--- ROWS ---

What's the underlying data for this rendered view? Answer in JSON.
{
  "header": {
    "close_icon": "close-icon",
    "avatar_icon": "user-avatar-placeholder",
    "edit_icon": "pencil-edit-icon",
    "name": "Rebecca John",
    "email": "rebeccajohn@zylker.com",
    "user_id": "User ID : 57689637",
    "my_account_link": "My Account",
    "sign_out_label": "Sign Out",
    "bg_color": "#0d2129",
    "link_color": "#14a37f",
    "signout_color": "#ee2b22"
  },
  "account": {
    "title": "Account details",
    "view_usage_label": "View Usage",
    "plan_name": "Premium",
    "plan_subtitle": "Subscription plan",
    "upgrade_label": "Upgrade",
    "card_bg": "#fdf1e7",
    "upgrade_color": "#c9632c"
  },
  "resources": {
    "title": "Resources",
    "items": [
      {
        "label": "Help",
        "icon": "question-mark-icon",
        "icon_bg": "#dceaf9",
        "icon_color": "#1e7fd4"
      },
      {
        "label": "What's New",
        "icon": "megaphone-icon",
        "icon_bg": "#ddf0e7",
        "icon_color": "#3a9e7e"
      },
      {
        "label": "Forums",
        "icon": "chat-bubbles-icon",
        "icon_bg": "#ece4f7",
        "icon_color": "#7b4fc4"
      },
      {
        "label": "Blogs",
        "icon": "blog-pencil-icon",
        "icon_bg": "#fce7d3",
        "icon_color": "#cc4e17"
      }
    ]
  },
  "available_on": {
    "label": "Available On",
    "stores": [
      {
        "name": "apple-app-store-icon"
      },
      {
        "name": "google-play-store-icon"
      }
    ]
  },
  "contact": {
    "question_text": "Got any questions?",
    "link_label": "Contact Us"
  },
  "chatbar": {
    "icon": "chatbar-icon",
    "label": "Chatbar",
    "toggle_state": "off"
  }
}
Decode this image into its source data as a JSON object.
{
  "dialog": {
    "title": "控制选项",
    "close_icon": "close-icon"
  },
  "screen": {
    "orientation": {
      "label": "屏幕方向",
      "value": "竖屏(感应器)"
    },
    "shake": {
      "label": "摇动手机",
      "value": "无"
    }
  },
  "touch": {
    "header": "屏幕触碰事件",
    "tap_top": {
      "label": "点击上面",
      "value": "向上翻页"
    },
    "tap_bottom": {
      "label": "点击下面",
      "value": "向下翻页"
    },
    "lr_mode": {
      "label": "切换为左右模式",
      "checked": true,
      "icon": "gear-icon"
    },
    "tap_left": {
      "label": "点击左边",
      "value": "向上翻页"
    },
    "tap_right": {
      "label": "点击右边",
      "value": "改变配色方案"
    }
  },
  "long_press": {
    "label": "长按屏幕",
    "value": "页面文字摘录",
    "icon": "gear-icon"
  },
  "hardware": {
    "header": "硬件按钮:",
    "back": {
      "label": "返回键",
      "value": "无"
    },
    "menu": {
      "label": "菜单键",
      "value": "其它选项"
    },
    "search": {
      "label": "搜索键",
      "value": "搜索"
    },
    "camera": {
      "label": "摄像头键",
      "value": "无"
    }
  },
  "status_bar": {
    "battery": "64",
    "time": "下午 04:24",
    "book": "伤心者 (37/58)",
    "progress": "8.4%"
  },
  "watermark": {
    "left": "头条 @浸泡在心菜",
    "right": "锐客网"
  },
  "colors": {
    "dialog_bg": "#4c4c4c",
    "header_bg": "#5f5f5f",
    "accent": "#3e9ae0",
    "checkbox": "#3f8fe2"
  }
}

---

> [PROBLEM DESCRIPTION]:
Please restate the records in full, word for word.

> [ANSWER FOR THIS EXERCISE]:
What's the underlying data for this rendered view? Answer in JSON.
{
  "header": {
    "close_icon": "close-icon",
    "avatar_icon": "user-avatar-placeholder",
    "edit_icon": "pencil-edit-icon",
    "name": "Rebecca John",
    "email": "rebeccajohn@zylker.com",
    "user_id": "User ID : 57689637",
    "my_account_link": "My Account",
    "sign_out_label": "Sign Out",
    "bg_color": "#0d2129",
    "link_color": "#14a37f",
    "signout_color": "#ee2b22"
  },
  "account": {
    "title": "Account details",
    "view_usage_label": "View Usage",
    "plan_name": "Premium",
    "plan_subtitle": "Subscription plan",
    "upgrade_label": "Upgrade",
    "card_bg": "#fdf1e7",
    "upgrade_color": "#c9632c"
  },
  "resources": {
    "title": "Resources",
    "items": [
      {
        "label": "Help",
        "icon": "question-mark-icon",
        "icon_bg": "#dceaf9",
        "icon_color": "#1e7fd4"
      },
      {
        "label": "What's New",
        "icon": "megaphone-icon",
        "icon_bg": "#ddf0e7",
        "icon_color": "#3a9e7e"
      },
      {
        "label": "Forums",
        "icon": "chat-bubbles-icon",
        "icon_bg": "#ece4f7",
        "icon_color": "#7b4fc4"
      },
      {
        "label": "Blogs",
        "icon": "blog-pencil-icon",
        "icon_bg": "#fce7d3",
        "icon_color": "#cc4e17"
      }
    ]
  },
  "available_on": {
    "label": "Available On",
    "stores": [
      {
        "name": "apple-app-store-icon"
      },
      {
        "name": "google-play-store-icon"
      }
    ]
  },
  "contact": {
    "question_text": "Got any questions?",
    "link_label": "Contact Us"
  },
  "chatbar": {
    "icon": "chatbar-icon",
    "label": "Chatbar",
    "toggle_state": "off"
  }
}
Decode this image into its source data as a JSON object.
{
  "dialog": {
    "title": "控制选项",
    "close_icon": "close-icon"
  },
  "screen": {
    "orientation": {
      "label": "屏幕方向",
      "value": "竖屏(感应器)"
    },
    "shake": {
      "label": "摇动手机",
      "value": "无"
    }
  },
  "touch": {
    "header": "屏幕触碰事件",
    "tap_top": {
      "label": "点击上面",
      "value": "向上翻页"
    },
    "tap_bottom": {
      "label": "点击下面",
      "value": "向下翻页"
    },
    "lr_mode": {
      "label": "切换为左右模式",
      "checked": true,
      "icon": "gear-icon"
    },
    "tap_left": {
      "label": "点击左边",
      "value": "向上翻页"
    },
    "tap_right": {
      "label": "点击右边",
      "value": "改变配色方案"
    }
  },
  "long_press": {
    "label": "长按屏幕",
    "value": "页面文字摘录",
    "icon": "gear-icon"
  },
  "hardware": {
    "header": "硬件按钮:",
    "back": {
      "label": "返回键",
      "value": "无"
    },
    "menu": {
      "label": "菜单键",
      "value": "其它选项"
    },
    "search": {
      "label": "搜索键",
      "value": "搜索"
    },
    "camera": {
      "label": "摄像头键",
      "value": "无"
    }
  },
  "status_bar": {
    "battery": "64",
    "time": "下午 04:24",
    "book": "伤心者 (37/58)",
    "progress": "8.4%"
  },
  "watermark": {
    "left": "头条 @浸泡在心菜",
    "right": "锐客网"
  },
  "colors": {
    "dialog_bg": "#4c4c4c",
    "header_bg": "#5f5f5f",
    "accent": "#3e9ae0",
    "checkbox": "#3f8fe2"
  }
}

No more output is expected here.